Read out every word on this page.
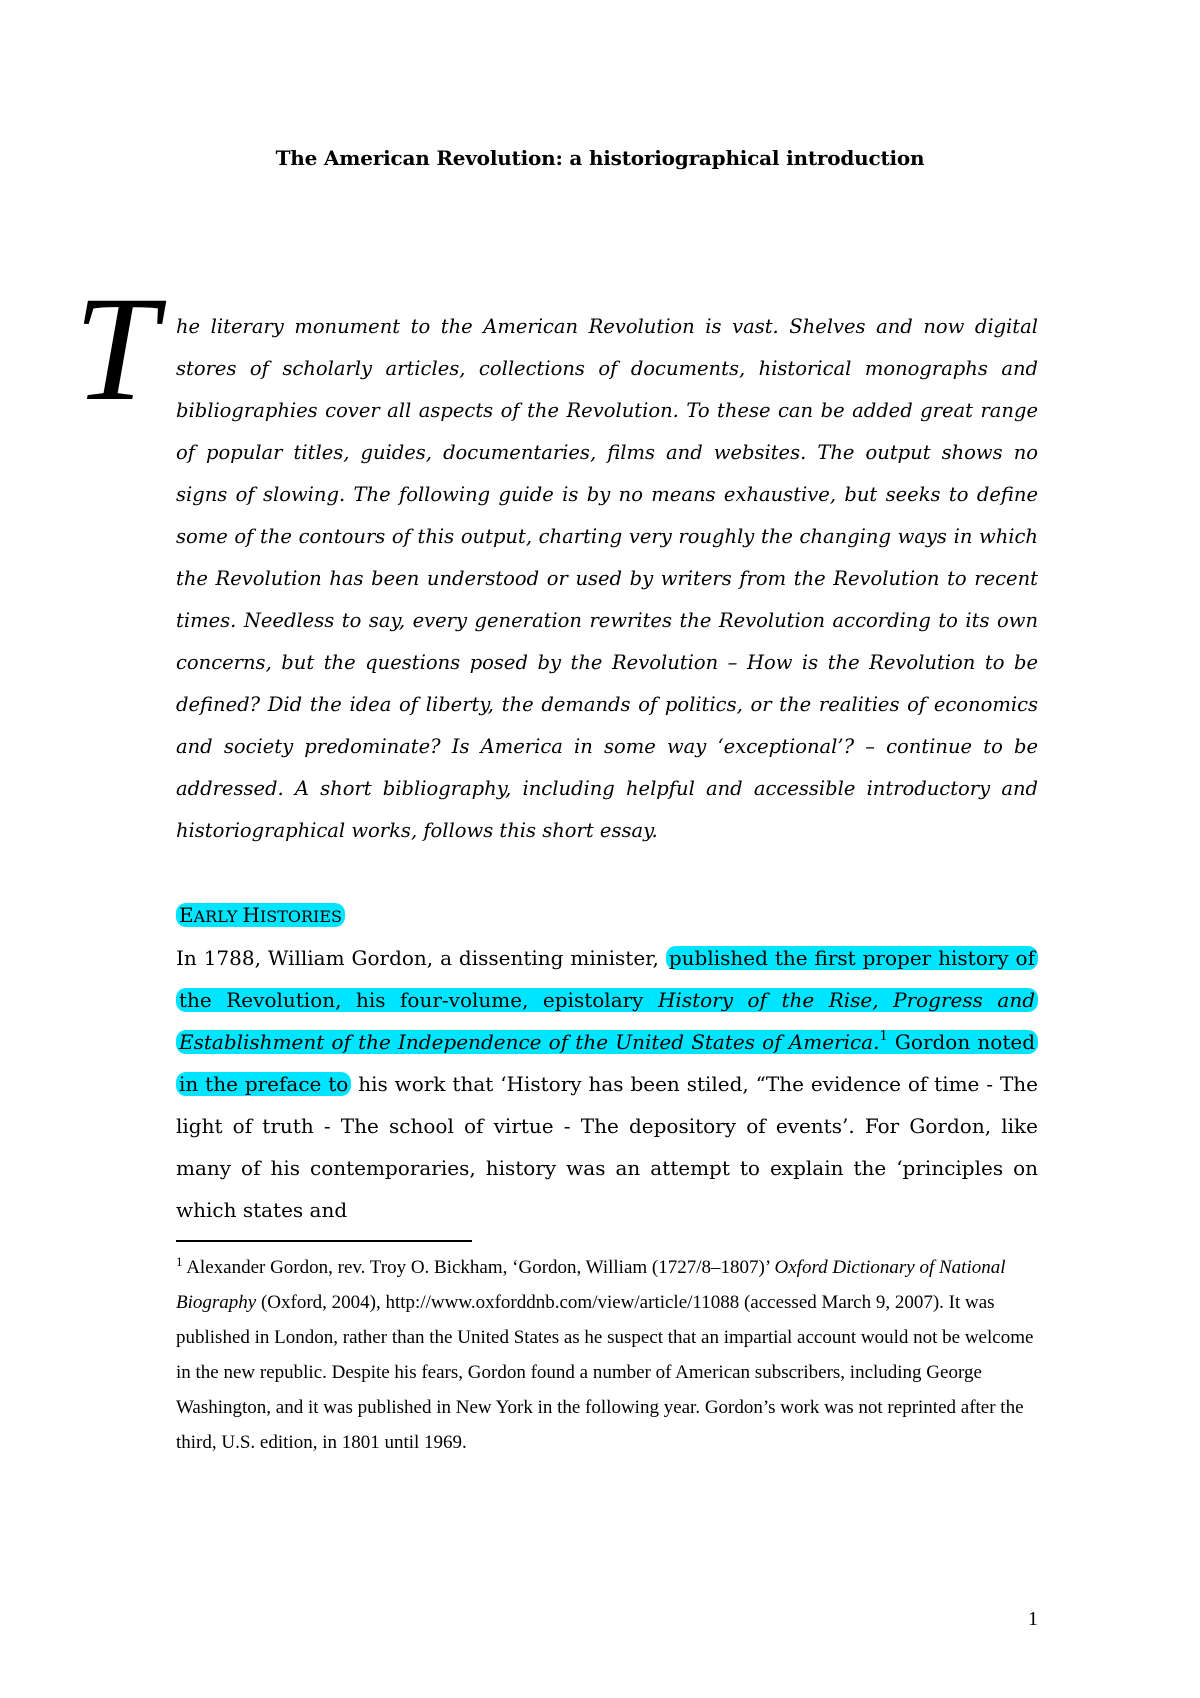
The American Revolution: a historiographical introduction
T he literary monument to the American Revolution is vast. Shelves and now digital stores of scholarly articles, collections of documents, historical monographs and bibliographies cover all aspects of the Revolution. To these can be added great range of popular titles, guides, documentaries, films and websites. The output shows no signs of slowing. The following guide is by no means exhaustive, but seeks to define some of the contours of this output, charting very roughly the changing ways in which the Revolution has been understood or used by writers from the Revolution to recent times. Needless to say, every generation rewrites the Revolution according to its own concerns, but the questions posed by the Revolution – How is the Revolution to be defined? Did the idea of liberty, the demands of politics, or the realities of economics and society predominate? Is America in some way ‘exceptional’? – continue to be addressed. A short bibliography, including helpful and accessible introductory and historiographical works, follows this short essay.
EARLY HISTORIES
In 1788, William Gordon, a dissenting minister, published the first proper history of the Revolution, his four-volume, epistolary History of the Rise, Progress and Establishment of the Independence of the United States of America.$^1$ Gordon noted in the preface to his work that ‘History has been stiled, “The evidence of time - The light of truth - The school of virtue - The depository of events’. For Gordon, like many of his contemporaries, history was an attempt to explain the ‘principles on which states and
$^1$ Alexander Gordon, rev. Troy O. Bickham, ‘Gordon, William (1727/8–1807)’ Oxford Dictionary of National Biography (Oxford, 2004), http://www.oxforddnb.com/view/article/11088 (accessed March 9, 2007). It was published in London, rather than the United States as he suspect that an impartial account would not be welcome in the new republic. Despite his fears, Gordon found a number of American subscribers, including George Washington, and it was published in New York in the following year. Gordon’s work was not reprinted after the third, U.S. edition, in 1801 until 1969.
1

* Written instruction:
Among the entries above, how many lines include the word "Gordon"? Give the number with no comment.

* Task answer:
2